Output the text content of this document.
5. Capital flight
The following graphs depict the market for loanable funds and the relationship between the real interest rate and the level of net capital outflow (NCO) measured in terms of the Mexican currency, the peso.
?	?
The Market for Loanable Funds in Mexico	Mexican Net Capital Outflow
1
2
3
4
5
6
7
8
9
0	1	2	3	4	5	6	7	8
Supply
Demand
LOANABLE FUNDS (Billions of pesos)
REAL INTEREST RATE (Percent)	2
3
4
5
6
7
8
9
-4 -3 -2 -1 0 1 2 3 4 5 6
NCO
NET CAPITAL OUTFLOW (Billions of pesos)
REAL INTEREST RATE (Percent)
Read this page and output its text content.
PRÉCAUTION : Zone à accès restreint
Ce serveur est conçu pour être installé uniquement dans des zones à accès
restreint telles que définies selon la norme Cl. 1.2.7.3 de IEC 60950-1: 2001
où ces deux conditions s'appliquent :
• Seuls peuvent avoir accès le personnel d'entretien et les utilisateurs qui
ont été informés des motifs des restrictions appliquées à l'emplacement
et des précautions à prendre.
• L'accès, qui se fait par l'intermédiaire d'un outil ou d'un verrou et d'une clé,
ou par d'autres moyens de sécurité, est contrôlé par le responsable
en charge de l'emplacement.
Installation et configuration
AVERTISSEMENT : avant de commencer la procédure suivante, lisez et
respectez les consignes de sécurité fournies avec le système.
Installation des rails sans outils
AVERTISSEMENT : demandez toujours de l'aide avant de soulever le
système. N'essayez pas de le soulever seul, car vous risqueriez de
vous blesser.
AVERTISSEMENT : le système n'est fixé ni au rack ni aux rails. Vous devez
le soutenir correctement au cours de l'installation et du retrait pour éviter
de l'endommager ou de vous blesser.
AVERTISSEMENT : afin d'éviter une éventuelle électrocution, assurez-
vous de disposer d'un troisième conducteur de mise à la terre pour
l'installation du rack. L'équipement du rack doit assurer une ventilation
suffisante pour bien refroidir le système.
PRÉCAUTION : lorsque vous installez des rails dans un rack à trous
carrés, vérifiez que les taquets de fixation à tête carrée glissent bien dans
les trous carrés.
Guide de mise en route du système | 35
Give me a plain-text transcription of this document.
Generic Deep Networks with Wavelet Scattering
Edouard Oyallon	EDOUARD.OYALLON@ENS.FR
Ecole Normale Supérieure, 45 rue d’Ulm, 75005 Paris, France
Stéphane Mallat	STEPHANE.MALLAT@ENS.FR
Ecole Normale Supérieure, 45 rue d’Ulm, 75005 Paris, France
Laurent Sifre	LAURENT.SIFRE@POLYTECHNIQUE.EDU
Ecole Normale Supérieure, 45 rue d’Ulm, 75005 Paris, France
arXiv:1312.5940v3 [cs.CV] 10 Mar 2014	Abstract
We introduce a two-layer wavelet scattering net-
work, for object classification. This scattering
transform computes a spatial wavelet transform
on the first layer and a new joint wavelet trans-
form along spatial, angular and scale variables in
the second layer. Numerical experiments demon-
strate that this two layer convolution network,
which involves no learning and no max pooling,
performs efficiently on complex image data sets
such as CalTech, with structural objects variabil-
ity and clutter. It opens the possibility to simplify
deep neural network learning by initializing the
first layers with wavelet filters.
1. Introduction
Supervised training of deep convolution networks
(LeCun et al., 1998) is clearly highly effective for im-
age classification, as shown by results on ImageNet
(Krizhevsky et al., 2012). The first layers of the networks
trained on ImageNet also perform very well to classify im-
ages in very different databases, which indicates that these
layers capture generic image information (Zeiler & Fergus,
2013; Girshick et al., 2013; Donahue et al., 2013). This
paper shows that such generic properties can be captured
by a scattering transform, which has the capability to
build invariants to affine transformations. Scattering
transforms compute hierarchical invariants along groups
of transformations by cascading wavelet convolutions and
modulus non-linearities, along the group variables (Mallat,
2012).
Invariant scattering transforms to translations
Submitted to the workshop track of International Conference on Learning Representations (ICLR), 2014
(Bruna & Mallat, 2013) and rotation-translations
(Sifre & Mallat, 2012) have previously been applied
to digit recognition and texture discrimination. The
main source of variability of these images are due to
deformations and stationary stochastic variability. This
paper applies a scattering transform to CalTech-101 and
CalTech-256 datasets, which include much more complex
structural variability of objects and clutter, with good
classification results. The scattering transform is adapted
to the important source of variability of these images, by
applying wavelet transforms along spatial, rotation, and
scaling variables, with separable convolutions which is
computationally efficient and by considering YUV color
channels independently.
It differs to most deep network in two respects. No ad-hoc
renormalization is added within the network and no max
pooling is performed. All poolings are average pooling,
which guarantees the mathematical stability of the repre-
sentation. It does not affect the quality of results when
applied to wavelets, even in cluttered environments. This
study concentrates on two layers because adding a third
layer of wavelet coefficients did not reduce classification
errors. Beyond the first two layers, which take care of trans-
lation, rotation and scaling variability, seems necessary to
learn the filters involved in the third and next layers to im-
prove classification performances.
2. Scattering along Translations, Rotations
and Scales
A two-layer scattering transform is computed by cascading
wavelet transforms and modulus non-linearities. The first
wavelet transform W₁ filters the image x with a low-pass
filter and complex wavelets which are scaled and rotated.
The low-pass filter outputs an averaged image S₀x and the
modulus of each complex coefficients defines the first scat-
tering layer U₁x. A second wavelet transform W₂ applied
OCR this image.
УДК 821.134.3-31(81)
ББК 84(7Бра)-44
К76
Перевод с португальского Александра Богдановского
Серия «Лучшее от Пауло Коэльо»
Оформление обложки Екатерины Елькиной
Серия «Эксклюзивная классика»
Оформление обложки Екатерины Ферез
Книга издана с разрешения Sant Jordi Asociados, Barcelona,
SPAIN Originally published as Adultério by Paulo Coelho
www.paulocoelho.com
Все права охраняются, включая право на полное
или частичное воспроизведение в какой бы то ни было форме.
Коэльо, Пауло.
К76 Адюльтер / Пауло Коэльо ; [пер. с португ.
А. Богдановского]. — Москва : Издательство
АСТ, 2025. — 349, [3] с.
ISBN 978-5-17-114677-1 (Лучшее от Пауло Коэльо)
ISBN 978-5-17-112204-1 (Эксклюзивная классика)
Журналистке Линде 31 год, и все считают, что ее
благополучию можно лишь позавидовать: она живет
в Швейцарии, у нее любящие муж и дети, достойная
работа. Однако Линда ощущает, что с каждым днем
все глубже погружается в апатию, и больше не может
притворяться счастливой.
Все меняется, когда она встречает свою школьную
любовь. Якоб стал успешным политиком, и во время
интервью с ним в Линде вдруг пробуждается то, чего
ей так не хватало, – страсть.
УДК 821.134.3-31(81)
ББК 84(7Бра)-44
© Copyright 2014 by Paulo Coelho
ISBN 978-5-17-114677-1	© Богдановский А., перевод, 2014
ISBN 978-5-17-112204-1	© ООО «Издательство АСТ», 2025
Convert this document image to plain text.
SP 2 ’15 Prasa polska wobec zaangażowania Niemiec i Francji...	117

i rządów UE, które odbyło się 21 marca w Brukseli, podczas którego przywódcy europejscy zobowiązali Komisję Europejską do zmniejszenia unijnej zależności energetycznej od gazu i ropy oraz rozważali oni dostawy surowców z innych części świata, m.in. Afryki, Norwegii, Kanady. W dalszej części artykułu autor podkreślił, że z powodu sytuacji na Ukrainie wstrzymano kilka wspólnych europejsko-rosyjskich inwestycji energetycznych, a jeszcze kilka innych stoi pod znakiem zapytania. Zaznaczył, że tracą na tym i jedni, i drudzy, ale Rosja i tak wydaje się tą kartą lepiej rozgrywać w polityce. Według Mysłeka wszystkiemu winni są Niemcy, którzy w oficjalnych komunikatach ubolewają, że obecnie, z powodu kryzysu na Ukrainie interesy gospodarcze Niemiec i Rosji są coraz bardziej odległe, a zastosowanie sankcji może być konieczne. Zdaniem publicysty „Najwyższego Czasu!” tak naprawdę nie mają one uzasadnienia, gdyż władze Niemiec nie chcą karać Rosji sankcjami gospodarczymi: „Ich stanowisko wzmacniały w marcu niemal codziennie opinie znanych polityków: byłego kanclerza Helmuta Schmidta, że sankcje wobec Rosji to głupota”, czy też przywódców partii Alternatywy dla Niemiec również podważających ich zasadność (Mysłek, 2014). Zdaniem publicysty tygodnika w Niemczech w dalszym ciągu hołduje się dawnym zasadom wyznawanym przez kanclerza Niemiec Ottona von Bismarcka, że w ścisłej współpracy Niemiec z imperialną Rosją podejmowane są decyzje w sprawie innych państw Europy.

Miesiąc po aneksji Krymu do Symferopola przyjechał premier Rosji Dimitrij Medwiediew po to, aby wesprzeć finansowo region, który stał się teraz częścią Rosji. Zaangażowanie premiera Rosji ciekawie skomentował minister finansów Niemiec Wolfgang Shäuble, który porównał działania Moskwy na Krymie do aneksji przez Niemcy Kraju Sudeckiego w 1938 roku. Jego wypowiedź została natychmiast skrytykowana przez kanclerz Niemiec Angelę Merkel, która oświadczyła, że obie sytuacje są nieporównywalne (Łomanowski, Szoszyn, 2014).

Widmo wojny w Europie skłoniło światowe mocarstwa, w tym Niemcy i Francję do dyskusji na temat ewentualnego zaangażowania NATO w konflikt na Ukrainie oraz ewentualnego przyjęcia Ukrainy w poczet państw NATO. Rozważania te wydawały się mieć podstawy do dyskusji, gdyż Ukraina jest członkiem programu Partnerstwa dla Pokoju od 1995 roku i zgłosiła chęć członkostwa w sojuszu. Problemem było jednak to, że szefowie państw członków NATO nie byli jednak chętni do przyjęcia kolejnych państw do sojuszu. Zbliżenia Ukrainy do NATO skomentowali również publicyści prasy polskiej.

********************

Directions for this task. Search the entries for the word "Mallat" and pick out every line that holds it.

Expected answer.
Stéphane Mallat	STEPHANE.MALLAT@ENS.FR
modulus non-linearities, along the group variables (Mallat,
(Bruna & Mallat, 2013) and rotation-translations
(Sifre & Mallat, 2012) have previously been applied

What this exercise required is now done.